# What to work on:
Copy each line in which the string "this" occurs.

|---|

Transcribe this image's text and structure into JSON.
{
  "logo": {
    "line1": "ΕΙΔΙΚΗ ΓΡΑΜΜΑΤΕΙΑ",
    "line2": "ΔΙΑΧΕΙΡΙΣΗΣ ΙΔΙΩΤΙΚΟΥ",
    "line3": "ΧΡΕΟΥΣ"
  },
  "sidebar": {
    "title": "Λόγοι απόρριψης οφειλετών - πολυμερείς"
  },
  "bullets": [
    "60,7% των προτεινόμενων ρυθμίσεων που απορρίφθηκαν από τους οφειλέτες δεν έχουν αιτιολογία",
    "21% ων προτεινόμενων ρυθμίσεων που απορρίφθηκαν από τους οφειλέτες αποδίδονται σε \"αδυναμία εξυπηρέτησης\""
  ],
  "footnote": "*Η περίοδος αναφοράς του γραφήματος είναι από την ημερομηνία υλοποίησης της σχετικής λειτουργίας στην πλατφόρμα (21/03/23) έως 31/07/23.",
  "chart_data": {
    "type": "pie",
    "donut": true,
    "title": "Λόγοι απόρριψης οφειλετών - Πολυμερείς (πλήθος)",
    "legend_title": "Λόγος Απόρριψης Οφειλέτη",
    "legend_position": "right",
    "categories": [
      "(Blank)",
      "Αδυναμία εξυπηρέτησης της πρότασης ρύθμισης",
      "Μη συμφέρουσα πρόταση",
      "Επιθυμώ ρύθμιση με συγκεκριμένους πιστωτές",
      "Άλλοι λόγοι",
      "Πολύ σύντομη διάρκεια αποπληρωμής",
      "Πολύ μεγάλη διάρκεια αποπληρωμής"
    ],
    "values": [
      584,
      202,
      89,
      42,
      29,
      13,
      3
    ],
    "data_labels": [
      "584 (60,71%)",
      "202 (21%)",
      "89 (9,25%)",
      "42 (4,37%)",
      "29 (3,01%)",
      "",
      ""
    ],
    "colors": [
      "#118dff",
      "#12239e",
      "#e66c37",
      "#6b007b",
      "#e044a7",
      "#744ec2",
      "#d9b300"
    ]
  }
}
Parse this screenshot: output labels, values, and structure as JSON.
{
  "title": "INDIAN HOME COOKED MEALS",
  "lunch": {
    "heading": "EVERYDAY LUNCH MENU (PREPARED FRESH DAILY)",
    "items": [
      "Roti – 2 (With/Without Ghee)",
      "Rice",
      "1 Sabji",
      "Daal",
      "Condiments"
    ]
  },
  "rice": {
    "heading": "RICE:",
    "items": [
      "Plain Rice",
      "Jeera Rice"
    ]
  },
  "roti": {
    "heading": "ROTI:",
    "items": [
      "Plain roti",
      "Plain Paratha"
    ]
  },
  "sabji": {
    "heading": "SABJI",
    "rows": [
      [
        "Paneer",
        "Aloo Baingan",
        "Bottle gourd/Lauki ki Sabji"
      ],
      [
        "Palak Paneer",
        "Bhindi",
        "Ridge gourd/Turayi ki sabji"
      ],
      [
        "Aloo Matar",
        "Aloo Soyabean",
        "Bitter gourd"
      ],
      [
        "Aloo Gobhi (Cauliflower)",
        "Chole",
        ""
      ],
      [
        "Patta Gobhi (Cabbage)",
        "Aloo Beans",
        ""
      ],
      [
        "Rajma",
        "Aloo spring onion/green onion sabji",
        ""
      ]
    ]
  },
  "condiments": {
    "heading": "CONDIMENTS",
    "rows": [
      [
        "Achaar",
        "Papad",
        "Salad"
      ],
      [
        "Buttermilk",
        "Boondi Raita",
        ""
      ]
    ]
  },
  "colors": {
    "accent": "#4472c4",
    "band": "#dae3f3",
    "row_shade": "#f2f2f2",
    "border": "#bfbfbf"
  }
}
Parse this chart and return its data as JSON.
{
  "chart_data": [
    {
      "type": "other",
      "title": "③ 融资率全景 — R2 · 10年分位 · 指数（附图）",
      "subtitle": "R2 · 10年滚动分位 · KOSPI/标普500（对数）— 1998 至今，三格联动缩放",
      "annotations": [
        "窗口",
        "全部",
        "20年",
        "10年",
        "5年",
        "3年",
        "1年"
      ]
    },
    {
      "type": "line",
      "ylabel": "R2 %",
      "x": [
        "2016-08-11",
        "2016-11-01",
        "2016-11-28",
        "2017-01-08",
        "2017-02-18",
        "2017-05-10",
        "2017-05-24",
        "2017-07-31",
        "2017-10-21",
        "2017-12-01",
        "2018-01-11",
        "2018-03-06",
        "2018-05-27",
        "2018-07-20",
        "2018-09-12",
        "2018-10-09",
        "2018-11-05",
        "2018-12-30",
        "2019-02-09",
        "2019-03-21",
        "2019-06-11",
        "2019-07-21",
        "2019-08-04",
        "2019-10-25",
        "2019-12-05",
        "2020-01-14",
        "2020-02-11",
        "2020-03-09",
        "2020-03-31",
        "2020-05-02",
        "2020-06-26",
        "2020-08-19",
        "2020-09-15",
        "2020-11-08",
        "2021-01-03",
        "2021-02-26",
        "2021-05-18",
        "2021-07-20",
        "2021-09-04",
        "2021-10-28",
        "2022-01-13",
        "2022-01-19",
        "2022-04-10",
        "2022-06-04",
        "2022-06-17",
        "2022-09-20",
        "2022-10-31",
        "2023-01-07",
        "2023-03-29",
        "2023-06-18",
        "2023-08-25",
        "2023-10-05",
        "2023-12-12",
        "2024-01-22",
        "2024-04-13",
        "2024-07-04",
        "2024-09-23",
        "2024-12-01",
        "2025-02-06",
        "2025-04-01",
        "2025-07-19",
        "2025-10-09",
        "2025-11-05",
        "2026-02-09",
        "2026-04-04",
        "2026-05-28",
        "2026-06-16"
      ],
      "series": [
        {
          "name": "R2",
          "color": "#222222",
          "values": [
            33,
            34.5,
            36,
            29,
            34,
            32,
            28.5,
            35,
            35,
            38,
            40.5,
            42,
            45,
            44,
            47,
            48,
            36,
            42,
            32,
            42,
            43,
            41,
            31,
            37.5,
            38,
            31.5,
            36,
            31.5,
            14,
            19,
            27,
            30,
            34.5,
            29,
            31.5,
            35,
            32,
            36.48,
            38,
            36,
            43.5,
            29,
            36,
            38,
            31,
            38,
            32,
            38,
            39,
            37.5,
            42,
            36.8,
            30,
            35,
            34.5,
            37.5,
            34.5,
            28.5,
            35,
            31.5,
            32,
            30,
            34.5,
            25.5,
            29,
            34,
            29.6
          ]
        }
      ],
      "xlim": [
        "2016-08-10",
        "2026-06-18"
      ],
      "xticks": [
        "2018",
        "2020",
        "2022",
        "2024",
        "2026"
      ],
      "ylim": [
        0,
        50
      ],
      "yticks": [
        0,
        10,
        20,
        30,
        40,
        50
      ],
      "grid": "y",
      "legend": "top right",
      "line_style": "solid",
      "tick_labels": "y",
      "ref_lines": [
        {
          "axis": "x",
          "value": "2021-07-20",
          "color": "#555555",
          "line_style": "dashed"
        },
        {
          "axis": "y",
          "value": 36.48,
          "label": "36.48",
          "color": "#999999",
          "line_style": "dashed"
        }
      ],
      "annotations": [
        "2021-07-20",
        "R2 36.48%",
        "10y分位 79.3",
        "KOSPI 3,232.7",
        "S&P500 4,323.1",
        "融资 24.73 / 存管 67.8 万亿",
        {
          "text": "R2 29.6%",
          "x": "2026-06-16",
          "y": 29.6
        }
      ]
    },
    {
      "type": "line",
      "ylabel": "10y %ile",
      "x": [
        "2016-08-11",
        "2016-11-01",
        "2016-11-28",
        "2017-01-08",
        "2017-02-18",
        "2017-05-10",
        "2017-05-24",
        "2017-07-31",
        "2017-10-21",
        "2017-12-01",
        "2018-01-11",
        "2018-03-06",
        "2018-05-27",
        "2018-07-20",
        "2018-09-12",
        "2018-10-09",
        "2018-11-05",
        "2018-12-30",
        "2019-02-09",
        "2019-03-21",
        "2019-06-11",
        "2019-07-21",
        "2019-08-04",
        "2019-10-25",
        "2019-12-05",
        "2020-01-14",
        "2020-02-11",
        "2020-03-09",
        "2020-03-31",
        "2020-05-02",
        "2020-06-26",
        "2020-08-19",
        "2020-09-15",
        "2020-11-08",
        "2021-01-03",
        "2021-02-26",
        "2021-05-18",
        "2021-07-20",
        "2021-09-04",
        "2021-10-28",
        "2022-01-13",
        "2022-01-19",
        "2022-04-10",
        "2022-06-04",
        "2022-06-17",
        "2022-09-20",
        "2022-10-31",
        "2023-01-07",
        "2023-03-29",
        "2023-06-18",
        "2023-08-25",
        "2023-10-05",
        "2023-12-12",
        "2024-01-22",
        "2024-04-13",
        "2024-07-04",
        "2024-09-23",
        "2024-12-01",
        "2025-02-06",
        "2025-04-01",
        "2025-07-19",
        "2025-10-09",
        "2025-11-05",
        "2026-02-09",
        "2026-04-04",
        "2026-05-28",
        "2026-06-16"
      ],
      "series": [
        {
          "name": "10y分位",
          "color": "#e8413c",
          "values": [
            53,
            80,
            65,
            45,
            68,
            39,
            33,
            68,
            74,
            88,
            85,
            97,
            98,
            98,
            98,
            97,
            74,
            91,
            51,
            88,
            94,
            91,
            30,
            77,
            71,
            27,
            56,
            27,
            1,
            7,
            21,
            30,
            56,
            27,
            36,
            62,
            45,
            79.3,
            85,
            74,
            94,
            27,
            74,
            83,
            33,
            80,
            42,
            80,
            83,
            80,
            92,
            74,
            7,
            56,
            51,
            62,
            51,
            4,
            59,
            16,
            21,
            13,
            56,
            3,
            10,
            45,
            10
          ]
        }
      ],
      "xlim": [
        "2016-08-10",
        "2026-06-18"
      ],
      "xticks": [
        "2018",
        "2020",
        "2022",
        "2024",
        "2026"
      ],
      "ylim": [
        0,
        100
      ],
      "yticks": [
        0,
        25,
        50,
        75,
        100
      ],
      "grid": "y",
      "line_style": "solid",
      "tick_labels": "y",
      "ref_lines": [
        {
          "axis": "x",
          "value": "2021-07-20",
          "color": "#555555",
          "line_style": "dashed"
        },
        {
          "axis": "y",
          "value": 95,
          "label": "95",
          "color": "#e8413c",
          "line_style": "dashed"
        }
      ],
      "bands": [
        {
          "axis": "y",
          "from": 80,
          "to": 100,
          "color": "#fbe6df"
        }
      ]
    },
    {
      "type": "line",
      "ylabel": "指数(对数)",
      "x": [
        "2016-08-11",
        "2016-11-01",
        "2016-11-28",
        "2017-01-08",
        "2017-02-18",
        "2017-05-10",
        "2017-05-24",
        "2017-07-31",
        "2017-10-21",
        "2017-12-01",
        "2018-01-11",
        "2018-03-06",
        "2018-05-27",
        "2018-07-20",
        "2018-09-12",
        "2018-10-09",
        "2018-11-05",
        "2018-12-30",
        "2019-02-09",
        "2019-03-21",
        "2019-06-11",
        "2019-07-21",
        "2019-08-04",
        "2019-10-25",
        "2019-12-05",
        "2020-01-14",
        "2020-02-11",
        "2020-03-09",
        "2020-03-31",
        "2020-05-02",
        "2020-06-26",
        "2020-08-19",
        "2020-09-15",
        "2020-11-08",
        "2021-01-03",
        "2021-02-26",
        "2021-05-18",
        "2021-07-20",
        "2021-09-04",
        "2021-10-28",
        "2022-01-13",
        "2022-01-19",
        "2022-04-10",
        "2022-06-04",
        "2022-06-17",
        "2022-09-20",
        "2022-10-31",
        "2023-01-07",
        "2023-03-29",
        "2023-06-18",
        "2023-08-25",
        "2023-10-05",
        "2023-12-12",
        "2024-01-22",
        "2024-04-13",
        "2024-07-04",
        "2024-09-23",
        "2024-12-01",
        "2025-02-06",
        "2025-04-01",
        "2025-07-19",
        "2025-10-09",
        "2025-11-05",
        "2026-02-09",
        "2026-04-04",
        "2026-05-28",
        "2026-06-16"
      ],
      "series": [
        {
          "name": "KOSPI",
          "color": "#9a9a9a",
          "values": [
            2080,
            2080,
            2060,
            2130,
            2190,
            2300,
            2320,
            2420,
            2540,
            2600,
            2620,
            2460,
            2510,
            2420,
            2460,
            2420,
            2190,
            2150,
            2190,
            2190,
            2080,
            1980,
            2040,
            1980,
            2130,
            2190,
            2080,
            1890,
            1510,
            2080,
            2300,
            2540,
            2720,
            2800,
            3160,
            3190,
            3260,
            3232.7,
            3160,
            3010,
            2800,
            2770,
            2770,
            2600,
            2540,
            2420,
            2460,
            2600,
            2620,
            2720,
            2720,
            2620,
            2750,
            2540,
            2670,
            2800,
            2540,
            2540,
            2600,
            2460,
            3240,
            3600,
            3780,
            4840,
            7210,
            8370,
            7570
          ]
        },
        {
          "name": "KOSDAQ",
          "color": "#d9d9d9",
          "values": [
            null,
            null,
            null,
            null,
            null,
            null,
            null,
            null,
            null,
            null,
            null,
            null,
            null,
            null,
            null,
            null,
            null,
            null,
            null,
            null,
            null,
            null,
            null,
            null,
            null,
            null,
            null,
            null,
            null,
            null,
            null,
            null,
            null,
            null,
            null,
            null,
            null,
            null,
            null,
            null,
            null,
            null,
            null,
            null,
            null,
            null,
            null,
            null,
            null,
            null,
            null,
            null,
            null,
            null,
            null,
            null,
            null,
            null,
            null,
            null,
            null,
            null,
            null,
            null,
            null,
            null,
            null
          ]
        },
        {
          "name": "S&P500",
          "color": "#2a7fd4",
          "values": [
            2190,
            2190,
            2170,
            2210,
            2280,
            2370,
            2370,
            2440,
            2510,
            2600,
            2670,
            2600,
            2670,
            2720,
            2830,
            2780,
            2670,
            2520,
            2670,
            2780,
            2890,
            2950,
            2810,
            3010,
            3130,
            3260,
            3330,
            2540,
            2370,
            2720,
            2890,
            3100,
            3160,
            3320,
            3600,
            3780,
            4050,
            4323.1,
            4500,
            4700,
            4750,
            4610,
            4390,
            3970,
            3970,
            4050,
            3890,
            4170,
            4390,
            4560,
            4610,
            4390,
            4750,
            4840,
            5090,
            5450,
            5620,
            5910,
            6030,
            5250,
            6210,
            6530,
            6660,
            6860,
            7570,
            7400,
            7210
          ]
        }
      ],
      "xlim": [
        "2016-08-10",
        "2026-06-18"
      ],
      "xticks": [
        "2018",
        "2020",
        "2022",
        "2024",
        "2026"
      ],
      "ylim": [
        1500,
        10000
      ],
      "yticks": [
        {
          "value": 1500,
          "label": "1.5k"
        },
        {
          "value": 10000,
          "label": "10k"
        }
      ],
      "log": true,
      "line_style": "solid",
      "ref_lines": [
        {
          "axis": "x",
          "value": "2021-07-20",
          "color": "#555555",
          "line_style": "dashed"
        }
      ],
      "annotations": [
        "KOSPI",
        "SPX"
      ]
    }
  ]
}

|---|

# Answer below:
Transcribe this image's text and structure into JSON.
Parse this screenshot: output labels, values, and structure as JSON.
Parse this chart and return its data as JSON.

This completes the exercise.